[[ DATA SUPPLIED open ]]

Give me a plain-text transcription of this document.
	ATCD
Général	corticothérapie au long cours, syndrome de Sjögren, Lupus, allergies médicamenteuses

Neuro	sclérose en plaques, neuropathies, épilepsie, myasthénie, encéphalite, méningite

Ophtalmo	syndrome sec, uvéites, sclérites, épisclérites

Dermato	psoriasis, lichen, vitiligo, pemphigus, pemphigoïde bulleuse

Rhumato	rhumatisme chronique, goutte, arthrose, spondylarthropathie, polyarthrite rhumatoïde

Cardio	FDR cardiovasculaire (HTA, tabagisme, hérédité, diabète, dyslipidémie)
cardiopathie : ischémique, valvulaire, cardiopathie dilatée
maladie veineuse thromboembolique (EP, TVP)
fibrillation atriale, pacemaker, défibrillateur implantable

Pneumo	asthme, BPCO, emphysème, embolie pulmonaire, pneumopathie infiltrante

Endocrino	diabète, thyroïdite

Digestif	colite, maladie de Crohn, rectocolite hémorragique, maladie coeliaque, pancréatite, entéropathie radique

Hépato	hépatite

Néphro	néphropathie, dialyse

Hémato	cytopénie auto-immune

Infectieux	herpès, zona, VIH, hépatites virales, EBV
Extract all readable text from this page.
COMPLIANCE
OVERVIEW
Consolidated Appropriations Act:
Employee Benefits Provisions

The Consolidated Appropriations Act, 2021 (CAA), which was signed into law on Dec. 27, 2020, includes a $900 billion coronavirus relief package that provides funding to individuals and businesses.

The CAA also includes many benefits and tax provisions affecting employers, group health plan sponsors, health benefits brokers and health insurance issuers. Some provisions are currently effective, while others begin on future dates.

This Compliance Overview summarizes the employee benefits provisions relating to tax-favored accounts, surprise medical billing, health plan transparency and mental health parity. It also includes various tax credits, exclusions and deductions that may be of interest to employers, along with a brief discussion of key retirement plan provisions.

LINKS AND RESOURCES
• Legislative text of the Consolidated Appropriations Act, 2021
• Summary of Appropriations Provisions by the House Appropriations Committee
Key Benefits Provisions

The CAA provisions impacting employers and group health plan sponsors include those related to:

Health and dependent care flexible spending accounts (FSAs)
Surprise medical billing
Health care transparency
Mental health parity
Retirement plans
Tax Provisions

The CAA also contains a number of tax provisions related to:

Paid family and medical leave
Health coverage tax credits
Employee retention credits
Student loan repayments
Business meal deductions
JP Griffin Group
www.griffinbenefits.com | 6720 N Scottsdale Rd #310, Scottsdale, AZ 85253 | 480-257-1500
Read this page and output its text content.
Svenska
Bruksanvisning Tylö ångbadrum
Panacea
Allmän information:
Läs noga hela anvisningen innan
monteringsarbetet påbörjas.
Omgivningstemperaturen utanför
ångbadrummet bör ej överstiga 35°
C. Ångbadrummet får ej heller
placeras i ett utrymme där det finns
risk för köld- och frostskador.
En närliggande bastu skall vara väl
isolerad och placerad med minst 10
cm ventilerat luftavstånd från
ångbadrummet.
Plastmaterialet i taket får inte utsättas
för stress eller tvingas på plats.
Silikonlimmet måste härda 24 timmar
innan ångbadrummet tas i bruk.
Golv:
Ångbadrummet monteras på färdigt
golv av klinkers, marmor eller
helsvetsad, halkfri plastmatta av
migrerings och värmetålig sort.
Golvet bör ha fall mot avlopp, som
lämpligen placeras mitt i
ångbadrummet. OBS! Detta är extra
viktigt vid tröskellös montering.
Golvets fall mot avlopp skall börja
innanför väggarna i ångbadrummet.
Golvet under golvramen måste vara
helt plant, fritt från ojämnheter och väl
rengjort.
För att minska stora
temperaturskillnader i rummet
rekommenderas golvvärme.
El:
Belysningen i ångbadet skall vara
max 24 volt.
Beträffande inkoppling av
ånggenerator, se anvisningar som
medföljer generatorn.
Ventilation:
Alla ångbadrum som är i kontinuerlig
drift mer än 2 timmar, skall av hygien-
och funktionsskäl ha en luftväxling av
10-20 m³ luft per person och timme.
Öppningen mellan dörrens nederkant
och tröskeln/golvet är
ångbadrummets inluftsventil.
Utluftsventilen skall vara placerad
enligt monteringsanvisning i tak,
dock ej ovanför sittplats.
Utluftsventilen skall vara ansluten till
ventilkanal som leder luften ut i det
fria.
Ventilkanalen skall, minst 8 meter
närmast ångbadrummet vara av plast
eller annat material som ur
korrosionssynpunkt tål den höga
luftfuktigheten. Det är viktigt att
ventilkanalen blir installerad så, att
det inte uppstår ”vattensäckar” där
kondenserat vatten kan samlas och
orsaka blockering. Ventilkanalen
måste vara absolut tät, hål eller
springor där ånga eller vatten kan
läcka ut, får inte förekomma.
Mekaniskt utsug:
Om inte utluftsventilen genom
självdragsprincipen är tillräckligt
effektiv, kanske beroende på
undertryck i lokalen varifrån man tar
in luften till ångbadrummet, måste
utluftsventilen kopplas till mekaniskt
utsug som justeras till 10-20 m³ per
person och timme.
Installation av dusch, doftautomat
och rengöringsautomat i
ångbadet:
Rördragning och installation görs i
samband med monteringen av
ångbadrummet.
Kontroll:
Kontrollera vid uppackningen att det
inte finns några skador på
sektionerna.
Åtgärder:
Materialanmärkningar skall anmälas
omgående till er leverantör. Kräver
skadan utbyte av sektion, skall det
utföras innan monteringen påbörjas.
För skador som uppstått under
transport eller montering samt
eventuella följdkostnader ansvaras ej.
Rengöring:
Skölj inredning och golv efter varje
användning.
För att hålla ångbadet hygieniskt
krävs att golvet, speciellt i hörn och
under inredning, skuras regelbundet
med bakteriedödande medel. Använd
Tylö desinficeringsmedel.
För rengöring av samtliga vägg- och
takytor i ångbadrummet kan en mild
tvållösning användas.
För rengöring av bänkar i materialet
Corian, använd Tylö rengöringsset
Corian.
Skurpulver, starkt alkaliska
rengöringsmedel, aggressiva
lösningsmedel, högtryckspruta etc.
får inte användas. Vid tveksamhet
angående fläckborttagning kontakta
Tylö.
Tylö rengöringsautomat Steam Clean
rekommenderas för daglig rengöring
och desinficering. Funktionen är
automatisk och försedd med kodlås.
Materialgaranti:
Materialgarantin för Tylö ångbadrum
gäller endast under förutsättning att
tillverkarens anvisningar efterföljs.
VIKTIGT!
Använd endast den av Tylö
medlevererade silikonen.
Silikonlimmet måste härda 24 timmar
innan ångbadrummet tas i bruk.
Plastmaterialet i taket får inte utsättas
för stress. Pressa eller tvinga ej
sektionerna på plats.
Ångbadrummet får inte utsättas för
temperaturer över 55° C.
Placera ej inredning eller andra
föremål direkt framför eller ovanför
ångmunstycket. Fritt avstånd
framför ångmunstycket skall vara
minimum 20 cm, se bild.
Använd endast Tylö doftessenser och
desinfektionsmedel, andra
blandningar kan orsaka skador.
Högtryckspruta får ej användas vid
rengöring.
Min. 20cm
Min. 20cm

[[ DATA SUPPLIED closed ]]

▶ [YOUR GOAL]: If a line in the data holds the string "stress", copy that line.

▶ [SOLUTION TO THE PROBLEM]:
för stress eller tvingas på plats.
för stress. Pressa eller tvinga ej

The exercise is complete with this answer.